▶ **TASK INSTRUCTIONS**
Where the word "fall" occurs in a line of the listing below, copy that line.

..............................

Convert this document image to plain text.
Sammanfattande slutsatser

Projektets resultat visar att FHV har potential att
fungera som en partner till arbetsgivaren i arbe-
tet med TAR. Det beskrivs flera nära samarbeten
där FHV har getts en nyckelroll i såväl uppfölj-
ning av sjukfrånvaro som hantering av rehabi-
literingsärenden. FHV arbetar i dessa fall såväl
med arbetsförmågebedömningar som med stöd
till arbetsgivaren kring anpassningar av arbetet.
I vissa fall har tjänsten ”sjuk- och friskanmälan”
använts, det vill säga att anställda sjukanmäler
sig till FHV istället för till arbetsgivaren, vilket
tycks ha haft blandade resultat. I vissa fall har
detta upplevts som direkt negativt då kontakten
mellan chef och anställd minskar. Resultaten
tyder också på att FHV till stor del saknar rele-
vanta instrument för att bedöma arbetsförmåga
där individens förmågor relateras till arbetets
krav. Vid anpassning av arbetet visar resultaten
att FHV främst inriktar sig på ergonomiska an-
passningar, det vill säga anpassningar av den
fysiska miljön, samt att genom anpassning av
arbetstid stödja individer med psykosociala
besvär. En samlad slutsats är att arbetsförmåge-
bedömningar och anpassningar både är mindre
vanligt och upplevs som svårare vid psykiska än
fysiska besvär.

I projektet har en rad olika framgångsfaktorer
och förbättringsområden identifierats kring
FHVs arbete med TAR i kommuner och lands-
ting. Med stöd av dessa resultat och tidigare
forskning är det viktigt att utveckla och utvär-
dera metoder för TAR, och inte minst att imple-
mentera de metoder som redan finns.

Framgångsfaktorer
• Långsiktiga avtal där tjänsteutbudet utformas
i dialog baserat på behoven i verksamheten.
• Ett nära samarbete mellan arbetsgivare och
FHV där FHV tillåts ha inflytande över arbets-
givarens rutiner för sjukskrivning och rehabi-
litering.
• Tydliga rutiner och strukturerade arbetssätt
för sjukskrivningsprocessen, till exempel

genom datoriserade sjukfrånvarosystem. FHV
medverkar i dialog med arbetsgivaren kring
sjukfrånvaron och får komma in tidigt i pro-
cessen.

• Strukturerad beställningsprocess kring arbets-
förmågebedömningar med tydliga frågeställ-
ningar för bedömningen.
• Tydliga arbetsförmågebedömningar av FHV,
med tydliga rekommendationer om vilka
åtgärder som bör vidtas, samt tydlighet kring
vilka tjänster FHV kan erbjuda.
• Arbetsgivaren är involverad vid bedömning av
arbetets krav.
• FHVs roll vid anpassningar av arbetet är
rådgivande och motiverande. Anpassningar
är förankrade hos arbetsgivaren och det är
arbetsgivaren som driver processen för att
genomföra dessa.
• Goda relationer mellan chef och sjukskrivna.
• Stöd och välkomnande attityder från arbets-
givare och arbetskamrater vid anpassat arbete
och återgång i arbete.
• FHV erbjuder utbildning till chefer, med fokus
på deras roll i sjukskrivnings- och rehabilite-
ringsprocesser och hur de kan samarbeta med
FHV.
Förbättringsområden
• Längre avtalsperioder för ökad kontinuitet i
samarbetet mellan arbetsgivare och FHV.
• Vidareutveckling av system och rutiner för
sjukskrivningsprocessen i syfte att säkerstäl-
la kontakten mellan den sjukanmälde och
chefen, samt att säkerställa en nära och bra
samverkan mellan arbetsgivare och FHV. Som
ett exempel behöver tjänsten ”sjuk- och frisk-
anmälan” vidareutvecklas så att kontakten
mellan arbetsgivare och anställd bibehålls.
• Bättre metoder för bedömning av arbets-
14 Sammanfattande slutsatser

..............................

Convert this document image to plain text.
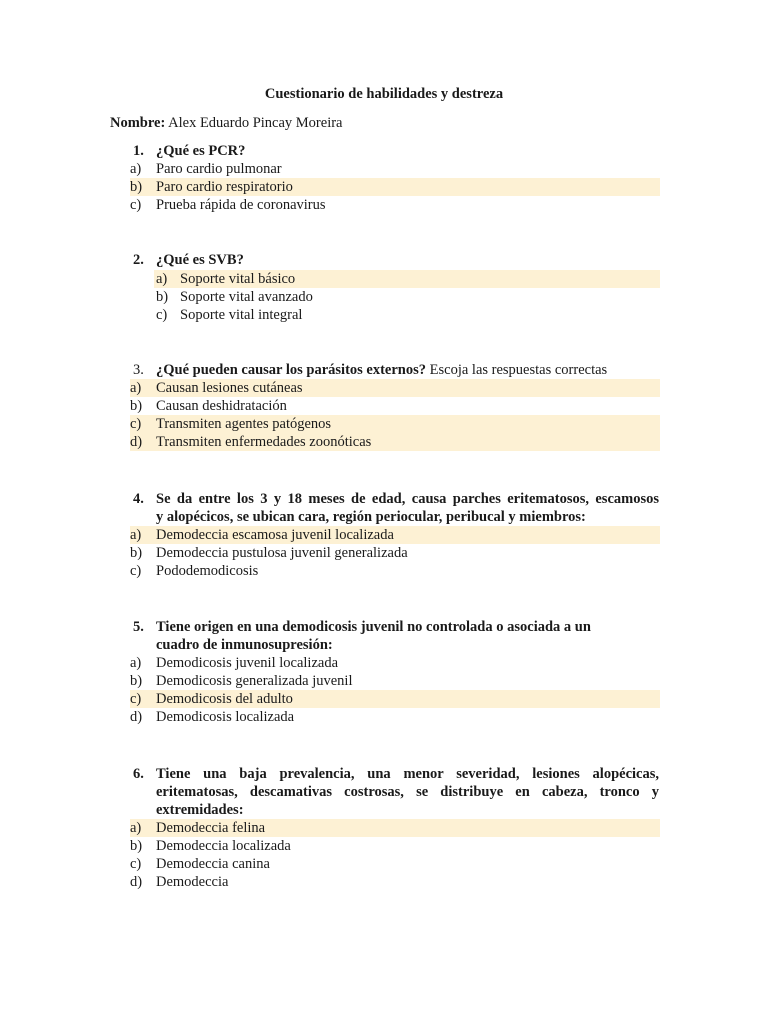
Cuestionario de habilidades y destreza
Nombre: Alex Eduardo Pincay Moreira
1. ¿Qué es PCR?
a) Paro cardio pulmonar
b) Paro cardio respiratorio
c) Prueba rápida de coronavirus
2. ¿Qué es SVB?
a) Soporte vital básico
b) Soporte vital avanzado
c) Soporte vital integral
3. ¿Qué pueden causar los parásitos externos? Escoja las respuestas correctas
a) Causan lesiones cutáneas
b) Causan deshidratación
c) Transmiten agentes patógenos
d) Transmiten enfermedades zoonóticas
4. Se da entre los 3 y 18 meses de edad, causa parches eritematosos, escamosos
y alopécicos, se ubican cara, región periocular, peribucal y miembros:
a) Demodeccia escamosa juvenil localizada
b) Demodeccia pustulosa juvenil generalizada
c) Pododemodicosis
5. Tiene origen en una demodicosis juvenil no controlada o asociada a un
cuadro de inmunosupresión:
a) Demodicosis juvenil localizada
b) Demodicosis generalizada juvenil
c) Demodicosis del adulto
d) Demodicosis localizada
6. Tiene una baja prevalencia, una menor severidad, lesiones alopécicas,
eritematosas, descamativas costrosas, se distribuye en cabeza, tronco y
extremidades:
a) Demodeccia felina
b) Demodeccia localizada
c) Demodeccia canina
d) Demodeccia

..............................

▶ **ANSWER FOR THE TASK**
literingsärenden. FHV arbetar i dessa fall såväl
I vissa fall har tjänsten ”sjuk- och friskanmälan”
tycks ha haft blandade resultat. I vissa fall har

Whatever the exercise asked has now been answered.